- [Exercise instructions]: The records that follow should be retyped word for word.
● ● ● ● ● ● ●
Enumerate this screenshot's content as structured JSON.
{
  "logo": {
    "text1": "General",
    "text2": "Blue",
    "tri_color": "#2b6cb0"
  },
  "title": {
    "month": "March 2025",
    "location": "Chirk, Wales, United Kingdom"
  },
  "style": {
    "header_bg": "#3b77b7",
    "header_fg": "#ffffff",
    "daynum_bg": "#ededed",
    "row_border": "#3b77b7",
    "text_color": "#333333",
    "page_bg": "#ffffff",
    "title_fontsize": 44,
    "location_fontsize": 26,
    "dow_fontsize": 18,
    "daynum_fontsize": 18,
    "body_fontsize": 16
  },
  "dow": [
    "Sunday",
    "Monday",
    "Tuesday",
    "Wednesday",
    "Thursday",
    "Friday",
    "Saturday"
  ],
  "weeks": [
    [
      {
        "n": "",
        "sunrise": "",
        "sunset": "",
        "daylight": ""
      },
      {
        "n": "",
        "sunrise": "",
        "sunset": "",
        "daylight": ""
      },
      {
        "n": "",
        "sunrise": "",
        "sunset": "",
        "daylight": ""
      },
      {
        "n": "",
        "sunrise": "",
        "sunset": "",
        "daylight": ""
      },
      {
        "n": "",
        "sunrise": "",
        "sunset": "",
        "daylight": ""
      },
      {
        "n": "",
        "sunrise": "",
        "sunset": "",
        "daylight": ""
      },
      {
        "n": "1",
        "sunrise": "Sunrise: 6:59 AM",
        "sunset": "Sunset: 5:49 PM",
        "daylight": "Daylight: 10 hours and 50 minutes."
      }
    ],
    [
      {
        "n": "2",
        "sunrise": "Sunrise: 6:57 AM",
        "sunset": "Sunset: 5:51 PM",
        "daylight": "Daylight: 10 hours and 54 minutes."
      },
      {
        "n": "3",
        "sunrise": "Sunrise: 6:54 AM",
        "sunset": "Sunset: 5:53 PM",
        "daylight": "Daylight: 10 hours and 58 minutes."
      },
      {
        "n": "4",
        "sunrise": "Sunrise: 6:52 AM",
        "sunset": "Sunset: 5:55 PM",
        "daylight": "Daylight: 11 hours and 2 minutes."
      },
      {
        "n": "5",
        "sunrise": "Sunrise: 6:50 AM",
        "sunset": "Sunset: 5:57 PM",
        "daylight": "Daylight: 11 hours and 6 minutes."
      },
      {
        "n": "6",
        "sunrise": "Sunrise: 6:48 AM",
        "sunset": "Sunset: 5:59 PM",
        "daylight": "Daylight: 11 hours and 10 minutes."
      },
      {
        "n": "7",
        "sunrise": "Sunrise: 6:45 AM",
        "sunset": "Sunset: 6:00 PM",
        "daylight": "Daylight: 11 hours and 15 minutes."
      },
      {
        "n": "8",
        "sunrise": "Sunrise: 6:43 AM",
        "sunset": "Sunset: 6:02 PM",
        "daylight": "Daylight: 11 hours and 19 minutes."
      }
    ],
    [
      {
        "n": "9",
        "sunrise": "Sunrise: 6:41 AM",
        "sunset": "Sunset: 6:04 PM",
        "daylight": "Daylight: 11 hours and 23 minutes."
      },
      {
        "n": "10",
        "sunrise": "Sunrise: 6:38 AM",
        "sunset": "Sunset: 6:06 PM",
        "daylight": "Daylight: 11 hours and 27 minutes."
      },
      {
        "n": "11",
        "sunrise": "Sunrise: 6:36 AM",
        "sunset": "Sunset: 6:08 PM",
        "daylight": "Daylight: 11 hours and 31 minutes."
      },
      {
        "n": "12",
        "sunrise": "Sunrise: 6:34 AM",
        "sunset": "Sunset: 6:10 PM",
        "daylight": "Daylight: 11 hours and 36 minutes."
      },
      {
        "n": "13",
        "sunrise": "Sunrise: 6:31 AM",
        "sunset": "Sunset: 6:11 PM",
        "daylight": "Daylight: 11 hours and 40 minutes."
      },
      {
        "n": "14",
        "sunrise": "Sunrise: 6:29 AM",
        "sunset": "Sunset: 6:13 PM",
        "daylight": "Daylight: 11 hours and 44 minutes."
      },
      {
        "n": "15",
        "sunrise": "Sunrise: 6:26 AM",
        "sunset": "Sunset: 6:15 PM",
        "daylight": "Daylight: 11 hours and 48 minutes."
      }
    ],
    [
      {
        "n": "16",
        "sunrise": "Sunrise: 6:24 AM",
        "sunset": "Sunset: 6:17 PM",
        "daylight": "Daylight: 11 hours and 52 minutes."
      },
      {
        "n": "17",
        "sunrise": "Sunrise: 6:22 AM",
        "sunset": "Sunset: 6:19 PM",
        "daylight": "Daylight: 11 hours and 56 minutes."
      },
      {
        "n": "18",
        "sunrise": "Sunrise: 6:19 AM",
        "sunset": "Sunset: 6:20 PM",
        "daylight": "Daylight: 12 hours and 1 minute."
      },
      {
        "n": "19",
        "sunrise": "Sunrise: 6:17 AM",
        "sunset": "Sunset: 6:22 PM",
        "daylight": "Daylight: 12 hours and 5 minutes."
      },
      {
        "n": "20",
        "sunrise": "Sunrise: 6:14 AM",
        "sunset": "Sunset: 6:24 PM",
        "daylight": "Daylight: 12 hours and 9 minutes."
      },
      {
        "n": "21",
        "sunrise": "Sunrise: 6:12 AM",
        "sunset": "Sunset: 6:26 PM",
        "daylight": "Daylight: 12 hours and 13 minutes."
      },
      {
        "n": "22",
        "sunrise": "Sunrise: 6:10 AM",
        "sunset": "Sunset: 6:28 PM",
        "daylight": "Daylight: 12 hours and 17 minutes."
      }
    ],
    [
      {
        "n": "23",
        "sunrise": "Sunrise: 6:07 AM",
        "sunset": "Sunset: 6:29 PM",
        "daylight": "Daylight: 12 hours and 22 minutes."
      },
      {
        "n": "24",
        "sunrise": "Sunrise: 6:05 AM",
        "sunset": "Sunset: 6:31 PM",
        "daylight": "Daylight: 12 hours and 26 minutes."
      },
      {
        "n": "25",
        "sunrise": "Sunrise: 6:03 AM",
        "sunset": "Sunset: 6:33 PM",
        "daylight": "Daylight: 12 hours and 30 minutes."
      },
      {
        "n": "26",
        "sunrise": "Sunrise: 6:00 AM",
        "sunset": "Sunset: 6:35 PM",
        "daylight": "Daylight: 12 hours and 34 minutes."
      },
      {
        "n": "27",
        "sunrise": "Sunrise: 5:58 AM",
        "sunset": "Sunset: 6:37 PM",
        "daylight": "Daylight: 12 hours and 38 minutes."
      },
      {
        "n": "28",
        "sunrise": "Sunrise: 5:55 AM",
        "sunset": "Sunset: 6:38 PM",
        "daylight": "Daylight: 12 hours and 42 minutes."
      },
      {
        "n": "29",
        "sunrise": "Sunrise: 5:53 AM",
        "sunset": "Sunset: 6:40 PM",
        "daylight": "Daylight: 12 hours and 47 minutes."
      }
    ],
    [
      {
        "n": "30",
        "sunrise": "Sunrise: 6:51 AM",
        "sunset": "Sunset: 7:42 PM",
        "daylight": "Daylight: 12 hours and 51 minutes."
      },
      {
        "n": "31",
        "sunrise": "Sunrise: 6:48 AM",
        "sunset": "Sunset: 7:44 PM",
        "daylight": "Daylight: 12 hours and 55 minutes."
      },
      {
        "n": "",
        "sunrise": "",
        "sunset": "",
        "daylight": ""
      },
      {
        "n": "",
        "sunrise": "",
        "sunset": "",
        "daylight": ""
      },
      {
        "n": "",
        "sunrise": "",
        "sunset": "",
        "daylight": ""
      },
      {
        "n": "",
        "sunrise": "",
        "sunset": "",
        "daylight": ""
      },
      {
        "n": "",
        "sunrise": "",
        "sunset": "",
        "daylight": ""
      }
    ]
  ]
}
● ● ● ● ● ● ●
- [Result for this exercise]:
Enumerate this screenshot's content as structured JSON.
{
  "logo": {
    "text1": "General",
    "text2": "Blue",
    "tri_color": "#2b6cb0"
  },
  "title": {
    "month": "March 2025",
    "location": "Chirk, Wales, United Kingdom"
  },
  "style": {
    "header_bg": "#3b77b7",
    "header_fg": "#ffffff",
    "daynum_bg": "#ededed",
    "row_border": "#3b77b7",
    "text_color": "#333333",
    "page_bg": "#ffffff",
    "title_fontsize": 44,
    "location_fontsize": 26,
    "dow_fontsize": 18,
    "daynum_fontsize": 18,
    "body_fontsize": 16
  },
  "dow": [
    "Sunday",
    "Monday",
    "Tuesday",
    "Wednesday",
    "Thursday",
    "Friday",
    "Saturday"
  ],
  "weeks": [
    [
      {
        "n": "",
        "sunrise": "",
        "sunset": "",
        "daylight": ""
      },
      {
        "n": "",
        "sunrise": "",
        "sunset": "",
        "daylight": ""
      },
      {
        "n": "",
        "sunrise": "",
        "sunset": "",
        "daylight": ""
      },
      {
        "n": "",
        "sunrise": "",
        "sunset": "",
        "daylight": ""
      },
      {
        "n": "",
        "sunrise": "",
        "sunset": "",
        "daylight": ""
      },
      {
        "n": "",
        "sunrise": "",
        "sunset": "",
        "daylight": ""
      },
      {
        "n": "1",
        "sunrise": "Sunrise: 6:59 AM",
        "sunset": "Sunset: 5:49 PM",
        "daylight": "Daylight: 10 hours and 50 minutes."
      }
    ],
    [
      {
        "n": "2",
        "sunrise": "Sunrise: 6:57 AM",
        "sunset": "Sunset: 5:51 PM",
        "daylight": "Daylight: 10 hours and 54 minutes."
      },
      {
        "n": "3",
        "sunrise": "Sunrise: 6:54 AM",
        "sunset": "Sunset: 5:53 PM",
        "daylight": "Daylight: 10 hours and 58 minutes."
      },
      {
        "n": "4",
        "sunrise": "Sunrise: 6:52 AM",
        "sunset": "Sunset: 5:55 PM",
        "daylight": "Daylight: 11 hours and 2 minutes."
      },
      {
        "n": "5",
        "sunrise": "Sunrise: 6:50 AM",
        "sunset": "Sunset: 5:57 PM",
        "daylight": "Daylight: 11 hours and 6 minutes."
      },
      {
        "n": "6",
        "sunrise": "Sunrise: 6:48 AM",
        "sunset": "Sunset: 5:59 PM",
        "daylight": "Daylight: 11 hours and 10 minutes."
      },
      {
        "n": "7",
        "sunrise": "Sunrise: 6:45 AM",
        "sunset": "Sunset: 6:00 PM",
        "daylight": "Daylight: 11 hours and 15 minutes."
      },
      {
        "n": "8",
        "sunrise": "Sunrise: 6:43 AM",
        "sunset": "Sunset: 6:02 PM",
        "daylight": "Daylight: 11 hours and 19 minutes."
      }
    ],
    [
      {
        "n": "9",
        "sunrise": "Sunrise: 6:41 AM",
        "sunset": "Sunset: 6:04 PM",
        "daylight": "Daylight: 11 hours and 23 minutes."
      },
      {
        "n": "10",
        "sunrise": "Sunrise: 6:38 AM",
        "sunset": "Sunset: 6:06 PM",
        "daylight": "Daylight: 11 hours and 27 minutes."
      },
      {
        "n": "11",
        "sunrise": "Sunrise: 6:36 AM",
        "sunset": "Sunset: 6:08 PM",
        "daylight": "Daylight: 11 hours and 31 minutes."
      },
      {
        "n": "12",
        "sunrise": "Sunrise: 6:34 AM",
        "sunset": "Sunset: 6:10 PM",
        "daylight": "Daylight: 11 hours and 36 minutes."
      },
      {
        "n": "13",
        "sunrise": "Sunrise: 6:31 AM",
        "sunset": "Sunset: 6:11 PM",
        "daylight": "Daylight: 11 hours and 40 minutes."
      },
      {
        "n": "14",
        "sunrise": "Sunrise: 6:29 AM",
        "sunset": "Sunset: 6:13 PM",
        "daylight": "Daylight: 11 hours and 44 minutes."
      },
      {
        "n": "15",
        "sunrise": "Sunrise: 6:26 AM",
        "sunset": "Sunset: 6:15 PM",
        "daylight": "Daylight: 11 hours and 48 minutes."
      }
    ],
    [
      {
        "n": "16",
        "sunrise": "Sunrise: 6:24 AM",
        "sunset": "Sunset: 6:17 PM",
        "daylight": "Daylight: 11 hours and 52 minutes."
      },
      {
        "n": "17",
        "sunrise": "Sunrise: 6:22 AM",
        "sunset": "Sunset: 6:19 PM",
        "daylight": "Daylight: 11 hours and 56 minutes."
      },
      {
        "n": "18",
        "sunrise": "Sunrise: 6:19 AM",
        "sunset": "Sunset: 6:20 PM",
        "daylight": "Daylight: 12 hours and 1 minute."
      },
      {
        "n": "19",
        "sunrise": "Sunrise: 6:17 AM",
        "sunset": "Sunset: 6:22 PM",
        "daylight": "Daylight: 12 hours and 5 minutes."
      },
      {
        "n": "20",
        "sunrise": "Sunrise: 6:14 AM",
        "sunset": "Sunset: 6:24 PM",
        "daylight": "Daylight: 12 hours and 9 minutes."
      },
      {
        "n": "21",
        "sunrise": "Sunrise: 6:12 AM",
        "sunset": "Sunset: 6:26 PM",
        "daylight": "Daylight: 12 hours and 13 minutes."
      },
      {
        "n": "22",
        "sunrise": "Sunrise: 6:10 AM",
        "sunset": "Sunset: 6:28 PM",
        "daylight": "Daylight: 12 hours and 17 minutes."
      }
    ],
    [
      {
        "n": "23",
        "sunrise": "Sunrise: 6:07 AM",
        "sunset": "Sunset: 6:29 PM",
        "daylight": "Daylight: 12 hours and 22 minutes."
      },
      {
        "n": "24",
        "sunrise": "Sunrise: 6:05 AM",
        "sunset": "Sunset: 6:31 PM",
        "daylight": "Daylight: 12 hours and 26 minutes."
      },
      {
        "n": "25",
        "sunrise": "Sunrise: 6:03 AM",
        "sunset": "Sunset: 6:33 PM",
        "daylight": "Daylight: 12 hours and 30 minutes."
      },
      {
        "n": "26",
        "sunrise": "Sunrise: 6:00 AM",
        "sunset": "Sunset: 6:35 PM",
        "daylight": "Daylight: 12 hours and 34 minutes."
      },
      {
        "n": "27",
        "sunrise": "Sunrise: 5:58 AM",
        "sunset": "Sunset: 6:37 PM",
        "daylight": "Daylight: 12 hours and 38 minutes."
      },
      {
        "n": "28",
        "sunrise": "Sunrise: 5:55 AM",
        "sunset": "Sunset: 6:38 PM",
        "daylight": "Daylight: 12 hours and 42 minutes."
      },
      {
        "n": "29",
        "sunrise": "Sunrise: 5:53 AM",
        "sunset": "Sunset: 6:40 PM",
        "daylight": "Daylight: 12 hours and 47 minutes."
      }
    ],
    [
      {
        "n": "30",
        "sunrise": "Sunrise: 6:51 AM",
        "sunset": "Sunset: 7:42 PM",
        "daylight": "Daylight: 12 hours and 51 minutes."
      },
      {
        "n": "31",
        "sunrise": "Sunrise: 6:48 AM",
        "sunset": "Sunset: 7:44 PM",
        "daylight": "Daylight: 12 hours and 55 minutes."
      },
      {
        "n": "",
        "sunrise": "",
        "sunset": "",
        "daylight": ""
      },
      {
        "n": "",
        "sunrise": "",
        "sunset": "",
        "daylight": ""
      },
      {
        "n": "",
        "sunrise": "",
        "sunset": "",
        "daylight": ""
      },
      {
        "n": "",
        "sunrise": "",
        "sunset": "",
        "daylight": ""
      },
      {
        "n": "",
        "sunrise": "",
        "sunset": "",
        "daylight": ""
      }
    ]
  ]
}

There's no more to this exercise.